Task requirements - Output all the data exactly.

Excerpted data -

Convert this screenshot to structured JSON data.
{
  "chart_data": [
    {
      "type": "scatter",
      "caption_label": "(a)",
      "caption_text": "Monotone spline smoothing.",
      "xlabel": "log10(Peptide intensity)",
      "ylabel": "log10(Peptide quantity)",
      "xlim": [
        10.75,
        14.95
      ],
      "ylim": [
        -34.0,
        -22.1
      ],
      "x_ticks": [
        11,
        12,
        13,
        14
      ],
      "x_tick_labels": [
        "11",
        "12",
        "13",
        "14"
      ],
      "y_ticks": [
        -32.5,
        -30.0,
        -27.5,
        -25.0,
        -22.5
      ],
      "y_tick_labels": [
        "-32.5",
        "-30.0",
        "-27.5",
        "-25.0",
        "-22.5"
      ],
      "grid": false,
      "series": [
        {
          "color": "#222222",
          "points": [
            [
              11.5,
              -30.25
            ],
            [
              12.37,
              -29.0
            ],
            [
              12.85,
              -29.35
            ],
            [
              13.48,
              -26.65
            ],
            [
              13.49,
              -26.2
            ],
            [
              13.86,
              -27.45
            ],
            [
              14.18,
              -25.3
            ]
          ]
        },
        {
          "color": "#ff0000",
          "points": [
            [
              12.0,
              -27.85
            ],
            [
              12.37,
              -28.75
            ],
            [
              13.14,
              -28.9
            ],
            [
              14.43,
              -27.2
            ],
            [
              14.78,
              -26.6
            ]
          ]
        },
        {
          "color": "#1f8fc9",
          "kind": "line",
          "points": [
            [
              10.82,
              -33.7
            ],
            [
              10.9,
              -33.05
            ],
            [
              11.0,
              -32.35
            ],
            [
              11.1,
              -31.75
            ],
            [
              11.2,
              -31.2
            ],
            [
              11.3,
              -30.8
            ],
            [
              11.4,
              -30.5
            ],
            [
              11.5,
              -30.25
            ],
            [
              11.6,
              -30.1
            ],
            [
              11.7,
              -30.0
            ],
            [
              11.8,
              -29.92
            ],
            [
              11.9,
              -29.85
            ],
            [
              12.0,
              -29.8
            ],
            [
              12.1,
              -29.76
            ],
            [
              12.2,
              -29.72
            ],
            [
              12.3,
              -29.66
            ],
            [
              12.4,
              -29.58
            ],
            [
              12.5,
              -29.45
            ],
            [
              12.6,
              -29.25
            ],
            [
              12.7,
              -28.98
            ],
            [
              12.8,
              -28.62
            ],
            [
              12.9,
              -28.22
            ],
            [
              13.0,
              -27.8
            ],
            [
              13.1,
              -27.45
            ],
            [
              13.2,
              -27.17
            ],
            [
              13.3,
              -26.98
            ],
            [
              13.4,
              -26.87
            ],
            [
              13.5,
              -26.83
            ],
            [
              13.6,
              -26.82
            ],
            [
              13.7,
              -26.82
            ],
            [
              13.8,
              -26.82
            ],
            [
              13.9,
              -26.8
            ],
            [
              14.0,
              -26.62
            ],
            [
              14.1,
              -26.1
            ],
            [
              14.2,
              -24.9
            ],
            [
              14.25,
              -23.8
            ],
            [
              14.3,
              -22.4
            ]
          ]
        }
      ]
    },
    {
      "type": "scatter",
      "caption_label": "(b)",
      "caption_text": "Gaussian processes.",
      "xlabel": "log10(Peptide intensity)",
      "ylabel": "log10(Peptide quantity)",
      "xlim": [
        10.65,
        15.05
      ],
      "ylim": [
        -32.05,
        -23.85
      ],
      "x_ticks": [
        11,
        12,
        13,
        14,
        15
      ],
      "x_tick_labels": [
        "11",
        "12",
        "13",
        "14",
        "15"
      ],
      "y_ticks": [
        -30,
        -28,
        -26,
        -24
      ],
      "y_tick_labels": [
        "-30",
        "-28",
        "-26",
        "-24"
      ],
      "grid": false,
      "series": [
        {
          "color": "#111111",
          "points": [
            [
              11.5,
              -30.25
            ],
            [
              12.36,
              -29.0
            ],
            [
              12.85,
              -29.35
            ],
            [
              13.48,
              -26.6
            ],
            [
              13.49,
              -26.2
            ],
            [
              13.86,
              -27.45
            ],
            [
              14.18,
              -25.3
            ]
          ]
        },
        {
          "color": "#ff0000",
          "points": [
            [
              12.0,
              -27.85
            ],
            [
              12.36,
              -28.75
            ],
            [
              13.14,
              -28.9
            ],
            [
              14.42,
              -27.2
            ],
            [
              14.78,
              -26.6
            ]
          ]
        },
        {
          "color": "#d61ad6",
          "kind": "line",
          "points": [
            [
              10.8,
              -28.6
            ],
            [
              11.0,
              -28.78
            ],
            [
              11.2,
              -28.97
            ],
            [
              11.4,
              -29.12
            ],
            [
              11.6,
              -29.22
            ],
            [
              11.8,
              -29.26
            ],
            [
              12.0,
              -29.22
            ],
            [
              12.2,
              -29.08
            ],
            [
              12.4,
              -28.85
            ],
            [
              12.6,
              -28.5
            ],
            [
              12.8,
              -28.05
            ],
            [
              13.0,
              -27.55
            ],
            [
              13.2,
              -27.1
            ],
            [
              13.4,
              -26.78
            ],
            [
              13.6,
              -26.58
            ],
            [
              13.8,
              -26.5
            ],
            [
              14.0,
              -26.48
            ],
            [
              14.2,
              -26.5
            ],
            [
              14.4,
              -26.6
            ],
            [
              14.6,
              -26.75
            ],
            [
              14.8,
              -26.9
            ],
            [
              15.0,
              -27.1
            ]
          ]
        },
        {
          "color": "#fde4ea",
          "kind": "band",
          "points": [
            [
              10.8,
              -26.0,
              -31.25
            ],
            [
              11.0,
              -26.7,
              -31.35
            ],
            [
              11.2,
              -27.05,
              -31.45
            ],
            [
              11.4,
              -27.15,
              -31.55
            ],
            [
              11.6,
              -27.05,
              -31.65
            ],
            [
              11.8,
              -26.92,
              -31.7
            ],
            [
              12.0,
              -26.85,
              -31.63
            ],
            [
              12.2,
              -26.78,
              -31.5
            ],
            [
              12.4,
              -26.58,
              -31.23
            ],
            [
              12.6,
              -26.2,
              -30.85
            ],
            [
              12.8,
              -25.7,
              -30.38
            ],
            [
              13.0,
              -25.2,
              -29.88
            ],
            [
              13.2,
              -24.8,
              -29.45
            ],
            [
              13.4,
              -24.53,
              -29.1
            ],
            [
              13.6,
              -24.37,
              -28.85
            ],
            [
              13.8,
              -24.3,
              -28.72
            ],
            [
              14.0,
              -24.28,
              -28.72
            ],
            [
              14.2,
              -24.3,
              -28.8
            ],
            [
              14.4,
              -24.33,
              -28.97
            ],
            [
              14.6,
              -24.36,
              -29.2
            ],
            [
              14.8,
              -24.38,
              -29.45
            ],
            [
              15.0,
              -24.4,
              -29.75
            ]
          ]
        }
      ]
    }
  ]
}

Task result -
Convert this screenshot to structured JSON data.
{
  "chart_data": [
    {
      "type": "scatter",
      "caption_label": "(a)",
      "caption_text": "Monotone spline smoothing.",
      "xlabel": "log10(Peptide intensity)",
      "ylabel": "log10(Peptide quantity)",
      "xlim": [
        10.75,
        14.95
      ],
      "ylim": [
        -34.0,
        -22.1
      ],
      "x_ticks": [
        11,
        12,
        13,
        14
      ],
      "x_tick_labels": [
        "11",
        "12",
        "13",
        "14"
      ],
      "y_ticks": [
        -32.5,
        -30.0,
        -27.5,
        -25.0,
        -22.5
      ],
      "y_tick_labels": [
        "-32.5",
        "-30.0",
        "-27.5",
        "-25.0",
        "-22.5"
      ],
      "grid": false,
      "series": [
        {
          "color": "#222222",
          "points": [
            [
              11.5,
              -30.25
            ],
            [
              12.37,
              -29.0
            ],
            [
              12.85,
              -29.35
            ],
            [
              13.48,
              -26.65
            ],
            [
              13.49,
              -26.2
            ],
            [
              13.86,
              -27.45
            ],
            [
              14.18,
              -25.3
            ]
          ]
        },
        {
          "color": "#ff0000",
          "points": [
            [
              12.0,
              -27.85
            ],
            [
              12.37,
              -28.75
            ],
            [
              13.14,
              -28.9
            ],
            [
              14.43,
              -27.2
            ],
            [
              14.78,
              -26.6
            ]
          ]
        },
        {
          "color": "#1f8fc9",
          "kind": "line",
          "points": [
            [
              10.82,
              -33.7
            ],
            [
              10.9,
              -33.05
            ],
            [
              11.0,
              -32.35
            ],
            [
              11.1,
              -31.75
            ],
            [
              11.2,
              -31.2
            ],
            [
              11.3,
              -30.8
            ],
            [
              11.4,
              -30.5
            ],
            [
              11.5,
              -30.25
            ],
            [
              11.6,
              -30.1
            ],
            [
              11.7,
              -30.0
            ],
            [
              11.8,
              -29.92
            ],
            [
              11.9,
              -29.85
            ],
            [
              12.0,
              -29.8
            ],
            [
              12.1,
              -29.76
            ],
            [
              12.2,
              -29.72
            ],
            [
              12.3,
              -29.66
            ],
            [
              12.4,
              -29.58
            ],
            [
              12.5,
              -29.45
            ],
            [
              12.6,
              -29.25
            ],
            [
              12.7,
              -28.98
            ],
            [
              12.8,
              -28.62
            ],
            [
              12.9,
              -28.22
            ],
            [
              13.0,
              -27.8
            ],
            [
              13.1,
              -27.45
            ],
            [
              13.2,
              -27.17
            ],
            [
              13.3,
              -26.98
            ],
            [
              13.4,
              -26.87
            ],
            [
              13.5,
              -26.83
            ],
            [
              13.6,
              -26.82
            ],
            [
              13.7,
              -26.82
            ],
            [
              13.8,
              -26.82
            ],
            [
              13.9,
              -26.8
            ],
            [
              14.0,
              -26.62
            ],
            [
              14.1,
              -26.1
            ],
            [
              14.2,
              -24.9
            ],
            [
              14.25,
              -23.8
            ],
            [
              14.3,
              -22.4
            ]
          ]
        }
      ]
    },
    {
      "type": "scatter",
      "caption_label": "(b)",
      "caption_text": "Gaussian processes.",
      "xlabel": "log10(Peptide intensity)",
      "ylabel": "log10(Peptide quantity)",
      "xlim": [
        10.65,
        15.05
      ],
      "ylim": [
        -32.05,
        -23.85
      ],
      "x_ticks": [
        11,
        12,
        13,
        14,
        15
      ],
      "x_tick_labels": [
        "11",
        "12",
        "13",
        "14",
        "15"
      ],
      "y_ticks": [
        -30,
        -28,
        -26,
        -24
      ],
      "y_tick_labels": [
        "-30",
        "-28",
        "-26",
        "-24"
      ],
      "grid": false,
      "series": [
        {
          "color": "#111111",
          "points": [
            [
              11.5,
              -30.25
            ],
            [
              12.36,
              -29.0
            ],
            [
              12.85,
              -29.35
            ],
            [
              13.48,
              -26.6
            ],
            [
              13.49,
              -26.2
            ],
            [
              13.86,
              -27.45
            ],
            [
              14.18,
              -25.3
            ]
          ]
        },
        {
          "color": "#ff0000",
          "points": [
            [
              12.0,
              -27.85
            ],
            [
              12.36,
              -28.75
            ],
            [
              13.14,
              -28.9
            ],
            [
              14.42,
              -27.2
            ],
            [
              14.78,
              -26.6
            ]
          ]
        },
        {
          "color": "#d61ad6",
          "kind": "line",
          "points": [
            [
              10.8,
              -28.6
            ],
            [
              11.0,
              -28.78
            ],
            [
              11.2,
              -28.97
            ],
            [
              11.4,
              -29.12
            ],
            [
              11.6,
              -29.22
            ],
            [
              11.8,
              -29.26
            ],
            [
              12.0,
              -29.22
            ],
            [
              12.2,
              -29.08
            ],
            [
              12.4,
              -28.85
            ],
            [
              12.6,
              -28.5
            ],
            [
              12.8,
              -28.05
            ],
            [
              13.0,
              -27.55
            ],
            [
              13.2,
              -27.1
            ],
            [
              13.4,
              -26.78
            ],
            [
              13.6,
              -26.58
            ],
            [
              13.8,
              -26.5
            ],
            [
              14.0,
              -26.48
            ],
            [
              14.2,
              -26.5
            ],
            [
              14.4,
              -26.6
            ],
            [
              14.6,
              -26.75
            ],
            [
              14.8,
              -26.9
            ],
            [
              15.0,
              -27.1
            ]
          ]
        },
        {
          "color": "#fde4ea",
          "kind": "band",
          "points": [
            [
              10.8,
              -26.0,
              -31.25
            ],
            [
              11.0,
              -26.7,
              -31.35
            ],
            [
              11.2,
              -27.05,
              -31.45
            ],
            [
              11.4,
              -27.15,
              -31.55
            ],
            [
              11.6,
              -27.05,
              -31.65
            ],
            [
              11.8,
              -26.92,
              -31.7
            ],
            [
              12.0,
              -26.85,
              -31.63
            ],
            [
              12.2,
              -26.78,
              -31.5
            ],
            [
              12.4,
              -26.58,
              -31.23
            ],
            [
              12.6,
              -26.2,
              -30.85
            ],
            [
              12.8,
              -25.7,
              -30.38
            ],
            [
              13.0,
              -25.2,
              -29.88
            ],
            [
              13.2,
              -24.8,
              -29.45
            ],
            [
              13.4,
              -24.53,
              -29.1
            ],
            [
              13.6,
              -24.37,
              -28.85
            ],
            [
              13.8,
              -24.3,
              -28.72
            ],
            [
              14.0,
              -24.28,
              -28.72
            ],
            [
              14.2,
              -24.3,
              -28.8
            ],
            [
              14.4,
              -24.33,
              -28.97
            ],
            [
              14.6,
              -24.36,
              -29.2
            ],
            [
              14.8,
              -24.38,
              -29.45
            ],
            [
              15.0,
              -24.4,
              -29.75
            ]
          ]
        }
      ]
    }
  ]
}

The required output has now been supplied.